| WORK TO COMPLETE |
Out of all the lines below, count those with the word "title". Give the number only.

>> START DATASET CONTENT

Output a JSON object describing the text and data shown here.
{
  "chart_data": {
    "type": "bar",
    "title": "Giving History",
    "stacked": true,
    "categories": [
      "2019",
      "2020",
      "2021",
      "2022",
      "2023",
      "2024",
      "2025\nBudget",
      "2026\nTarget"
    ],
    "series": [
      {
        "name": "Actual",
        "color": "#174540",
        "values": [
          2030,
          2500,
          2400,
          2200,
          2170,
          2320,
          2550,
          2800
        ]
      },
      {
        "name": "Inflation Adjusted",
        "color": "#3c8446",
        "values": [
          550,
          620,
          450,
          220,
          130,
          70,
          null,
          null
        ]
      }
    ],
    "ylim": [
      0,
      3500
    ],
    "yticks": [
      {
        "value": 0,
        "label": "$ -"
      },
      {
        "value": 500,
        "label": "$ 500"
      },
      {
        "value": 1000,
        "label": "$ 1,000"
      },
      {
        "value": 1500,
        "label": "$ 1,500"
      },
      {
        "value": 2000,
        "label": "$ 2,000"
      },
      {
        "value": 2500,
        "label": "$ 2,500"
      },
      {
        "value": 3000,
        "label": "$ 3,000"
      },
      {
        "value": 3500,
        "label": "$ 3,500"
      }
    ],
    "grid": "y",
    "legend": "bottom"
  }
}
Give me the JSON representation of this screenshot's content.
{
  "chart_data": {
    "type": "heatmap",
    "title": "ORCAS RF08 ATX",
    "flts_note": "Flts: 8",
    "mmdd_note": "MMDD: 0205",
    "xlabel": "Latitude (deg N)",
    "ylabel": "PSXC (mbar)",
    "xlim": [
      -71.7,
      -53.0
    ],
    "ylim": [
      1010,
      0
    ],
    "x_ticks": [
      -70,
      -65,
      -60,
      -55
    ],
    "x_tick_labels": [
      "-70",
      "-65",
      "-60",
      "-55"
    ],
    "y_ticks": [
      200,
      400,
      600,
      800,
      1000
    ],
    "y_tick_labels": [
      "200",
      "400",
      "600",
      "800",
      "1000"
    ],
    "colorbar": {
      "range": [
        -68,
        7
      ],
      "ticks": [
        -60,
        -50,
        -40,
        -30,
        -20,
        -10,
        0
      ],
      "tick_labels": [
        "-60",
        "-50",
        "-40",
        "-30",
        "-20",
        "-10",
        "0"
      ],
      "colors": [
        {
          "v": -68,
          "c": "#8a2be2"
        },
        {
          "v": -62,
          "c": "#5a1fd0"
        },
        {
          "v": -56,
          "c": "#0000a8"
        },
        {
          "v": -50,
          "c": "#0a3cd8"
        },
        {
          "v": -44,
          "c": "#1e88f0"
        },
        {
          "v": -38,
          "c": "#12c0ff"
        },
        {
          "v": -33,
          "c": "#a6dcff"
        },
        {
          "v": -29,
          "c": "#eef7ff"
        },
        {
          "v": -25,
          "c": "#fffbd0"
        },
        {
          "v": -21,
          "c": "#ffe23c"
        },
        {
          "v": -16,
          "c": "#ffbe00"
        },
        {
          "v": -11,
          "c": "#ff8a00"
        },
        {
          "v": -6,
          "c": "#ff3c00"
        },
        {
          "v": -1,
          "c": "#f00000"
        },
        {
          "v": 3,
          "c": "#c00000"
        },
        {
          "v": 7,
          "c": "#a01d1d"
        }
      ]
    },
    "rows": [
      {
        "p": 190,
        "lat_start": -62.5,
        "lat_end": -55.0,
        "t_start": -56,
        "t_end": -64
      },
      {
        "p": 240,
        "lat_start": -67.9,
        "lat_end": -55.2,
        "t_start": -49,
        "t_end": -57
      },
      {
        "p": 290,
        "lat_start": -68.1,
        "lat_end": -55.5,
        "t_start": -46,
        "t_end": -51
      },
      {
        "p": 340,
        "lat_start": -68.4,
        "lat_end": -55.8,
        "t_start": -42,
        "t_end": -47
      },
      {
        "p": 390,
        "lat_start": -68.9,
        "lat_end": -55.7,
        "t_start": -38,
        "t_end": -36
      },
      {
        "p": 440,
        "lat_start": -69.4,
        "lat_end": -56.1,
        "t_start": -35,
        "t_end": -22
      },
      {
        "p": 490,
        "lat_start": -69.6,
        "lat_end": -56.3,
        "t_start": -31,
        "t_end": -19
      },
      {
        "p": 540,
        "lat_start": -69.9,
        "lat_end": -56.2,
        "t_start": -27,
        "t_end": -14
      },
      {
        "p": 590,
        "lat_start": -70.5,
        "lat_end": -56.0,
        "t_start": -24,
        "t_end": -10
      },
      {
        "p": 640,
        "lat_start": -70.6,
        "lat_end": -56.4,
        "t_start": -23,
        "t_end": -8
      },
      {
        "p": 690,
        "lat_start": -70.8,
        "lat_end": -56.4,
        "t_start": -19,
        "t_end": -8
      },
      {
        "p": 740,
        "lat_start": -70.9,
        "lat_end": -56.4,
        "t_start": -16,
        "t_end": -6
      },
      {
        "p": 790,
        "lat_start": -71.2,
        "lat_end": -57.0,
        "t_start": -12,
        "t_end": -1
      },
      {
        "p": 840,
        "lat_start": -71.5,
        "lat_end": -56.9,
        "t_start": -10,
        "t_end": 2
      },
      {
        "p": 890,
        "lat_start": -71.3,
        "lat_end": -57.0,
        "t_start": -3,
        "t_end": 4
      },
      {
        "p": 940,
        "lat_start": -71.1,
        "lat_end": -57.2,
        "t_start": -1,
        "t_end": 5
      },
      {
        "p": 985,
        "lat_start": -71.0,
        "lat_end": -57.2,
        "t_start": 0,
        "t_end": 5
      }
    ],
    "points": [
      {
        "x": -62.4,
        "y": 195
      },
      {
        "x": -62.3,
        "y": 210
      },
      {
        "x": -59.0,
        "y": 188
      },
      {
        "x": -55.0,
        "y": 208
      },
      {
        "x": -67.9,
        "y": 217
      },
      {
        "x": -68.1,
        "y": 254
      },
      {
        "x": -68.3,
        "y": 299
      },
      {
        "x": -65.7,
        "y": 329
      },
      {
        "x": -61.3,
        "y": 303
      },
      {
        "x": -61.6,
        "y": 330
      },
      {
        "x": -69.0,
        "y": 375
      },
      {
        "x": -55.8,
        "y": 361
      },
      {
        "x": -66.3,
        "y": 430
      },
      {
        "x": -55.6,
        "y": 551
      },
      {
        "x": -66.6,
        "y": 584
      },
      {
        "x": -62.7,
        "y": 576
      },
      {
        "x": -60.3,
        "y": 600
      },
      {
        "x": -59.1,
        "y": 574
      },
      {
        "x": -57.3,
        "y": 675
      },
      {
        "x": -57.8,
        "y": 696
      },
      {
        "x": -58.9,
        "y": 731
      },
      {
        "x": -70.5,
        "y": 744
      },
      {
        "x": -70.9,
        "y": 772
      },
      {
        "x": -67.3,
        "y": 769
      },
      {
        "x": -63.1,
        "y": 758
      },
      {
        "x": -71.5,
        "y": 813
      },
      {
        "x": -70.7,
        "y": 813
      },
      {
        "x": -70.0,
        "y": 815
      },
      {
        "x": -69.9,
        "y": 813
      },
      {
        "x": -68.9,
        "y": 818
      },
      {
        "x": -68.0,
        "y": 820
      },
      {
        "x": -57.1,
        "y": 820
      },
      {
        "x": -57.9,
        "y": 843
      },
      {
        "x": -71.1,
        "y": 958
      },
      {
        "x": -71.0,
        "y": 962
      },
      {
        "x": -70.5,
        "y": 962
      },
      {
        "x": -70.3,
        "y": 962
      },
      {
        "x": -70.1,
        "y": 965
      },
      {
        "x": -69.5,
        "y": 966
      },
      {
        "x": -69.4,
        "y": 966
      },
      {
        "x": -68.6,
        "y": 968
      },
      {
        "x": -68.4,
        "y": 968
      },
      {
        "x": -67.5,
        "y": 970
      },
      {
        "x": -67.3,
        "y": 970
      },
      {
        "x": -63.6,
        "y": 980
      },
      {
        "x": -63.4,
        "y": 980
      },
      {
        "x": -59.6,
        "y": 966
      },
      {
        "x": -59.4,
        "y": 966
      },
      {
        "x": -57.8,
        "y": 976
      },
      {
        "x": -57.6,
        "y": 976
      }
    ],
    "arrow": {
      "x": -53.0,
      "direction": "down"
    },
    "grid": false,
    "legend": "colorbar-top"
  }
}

>> END DATASET CONTENT

| SOLUTION TO THIS EXERCISE |
2